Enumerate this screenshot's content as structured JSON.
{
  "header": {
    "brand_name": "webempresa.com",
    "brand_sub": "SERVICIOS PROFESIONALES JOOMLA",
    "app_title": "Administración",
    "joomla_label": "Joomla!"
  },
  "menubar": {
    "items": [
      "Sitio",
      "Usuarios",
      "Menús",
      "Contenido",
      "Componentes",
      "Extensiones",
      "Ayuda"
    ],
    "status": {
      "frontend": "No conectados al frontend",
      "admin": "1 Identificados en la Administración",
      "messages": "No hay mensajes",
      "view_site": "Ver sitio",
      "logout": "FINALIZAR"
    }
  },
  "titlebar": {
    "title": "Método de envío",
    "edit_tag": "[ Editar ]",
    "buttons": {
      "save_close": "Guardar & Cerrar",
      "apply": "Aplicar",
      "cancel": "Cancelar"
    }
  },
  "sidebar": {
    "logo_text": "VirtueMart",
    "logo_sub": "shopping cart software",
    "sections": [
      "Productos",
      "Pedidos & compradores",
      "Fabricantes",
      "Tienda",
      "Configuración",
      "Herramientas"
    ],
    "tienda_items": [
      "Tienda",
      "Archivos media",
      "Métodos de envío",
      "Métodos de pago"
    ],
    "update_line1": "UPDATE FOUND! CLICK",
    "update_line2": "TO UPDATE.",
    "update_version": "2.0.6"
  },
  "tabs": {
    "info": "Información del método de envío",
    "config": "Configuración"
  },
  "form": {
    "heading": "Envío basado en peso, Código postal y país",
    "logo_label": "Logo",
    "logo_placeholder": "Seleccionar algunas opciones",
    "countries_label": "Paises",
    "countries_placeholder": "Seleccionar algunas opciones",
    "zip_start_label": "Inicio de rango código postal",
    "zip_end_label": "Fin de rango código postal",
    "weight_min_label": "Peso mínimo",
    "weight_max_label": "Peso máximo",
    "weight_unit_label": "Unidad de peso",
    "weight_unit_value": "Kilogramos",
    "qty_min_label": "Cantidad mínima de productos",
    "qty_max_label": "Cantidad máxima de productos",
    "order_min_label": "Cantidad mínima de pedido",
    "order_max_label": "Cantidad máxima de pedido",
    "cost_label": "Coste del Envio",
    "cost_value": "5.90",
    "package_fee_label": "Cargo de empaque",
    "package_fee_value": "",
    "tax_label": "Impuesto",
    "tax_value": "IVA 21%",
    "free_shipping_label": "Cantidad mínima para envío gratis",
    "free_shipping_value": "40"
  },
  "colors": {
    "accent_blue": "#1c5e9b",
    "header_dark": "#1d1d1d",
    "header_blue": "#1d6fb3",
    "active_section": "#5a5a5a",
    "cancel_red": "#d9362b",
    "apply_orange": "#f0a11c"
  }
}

*Stated task*.
Copy all of the data exactly.

*Exercise answer*.
Enumerate this screenshot's content as structured JSON.
{
  "header": {
    "brand_name": "webempresa.com",
    "brand_sub": "SERVICIOS PROFESIONALES JOOMLA",
    "app_title": "Administración",
    "joomla_label": "Joomla!"
  },
  "menubar": {
    "items": [
      "Sitio",
      "Usuarios",
      "Menús",
      "Contenido",
      "Componentes",
      "Extensiones",
      "Ayuda"
    ],
    "status": {
      "frontend": "No conectados al frontend",
      "admin": "1 Identificados en la Administración",
      "messages": "No hay mensajes",
      "view_site": "Ver sitio",
      "logout": "FINALIZAR"
    }
  },
  "titlebar": {
    "title": "Método de envío",
    "edit_tag": "[ Editar ]",
    "buttons": {
      "save_close": "Guardar & Cerrar",
      "apply": "Aplicar",
      "cancel": "Cancelar"
    }
  },
  "sidebar": {
    "logo_text": "VirtueMart",
    "logo_sub": "shopping cart software",
    "sections": [
      "Productos",
      "Pedidos & compradores",
      "Fabricantes",
      "Tienda",
      "Configuración",
      "Herramientas"
    ],
    "tienda_items": [
      "Tienda",
      "Archivos media",
      "Métodos de envío",
      "Métodos de pago"
    ],
    "update_line1": "UPDATE FOUND! CLICK",
    "update_line2": "TO UPDATE.",
    "update_version": "2.0.6"
  },
  "tabs": {
    "info": "Información del método de envío",
    "config": "Configuración"
  },
  "form": {
    "heading": "Envío basado en peso, Código postal y país",
    "logo_label": "Logo",
    "logo_placeholder": "Seleccionar algunas opciones",
    "countries_label": "Paises",
    "countries_placeholder": "Seleccionar algunas opciones",
    "zip_start_label": "Inicio de rango código postal",
    "zip_end_label": "Fin de rango código postal",
    "weight_min_label": "Peso mínimo",
    "weight_max_label": "Peso máximo",
    "weight_unit_label": "Unidad de peso",
    "weight_unit_value": "Kilogramos",
    "qty_min_label": "Cantidad mínima de productos",
    "qty_max_label": "Cantidad máxima de productos",
    "order_min_label": "Cantidad mínima de pedido",
    "order_max_label": "Cantidad máxima de pedido",
    "cost_label": "Coste del Envio",
    "cost_value": "5.90",
    "package_fee_label": "Cargo de empaque",
    "package_fee_value": "",
    "tax_label": "Impuesto",
    "tax_value": "IVA 21%",
    "free_shipping_label": "Cantidad mínima para envío gratis",
    "free_shipping_value": "40"
  },
  "colors": {
    "accent_blue": "#1c5e9b",
    "header_dark": "#1d1d1d",
    "header_blue": "#1d6fb3",
    "active_section": "#5a5a5a",
    "cancel_red": "#d9362b",
    "apply_orange": "#f0a11c"
  }
}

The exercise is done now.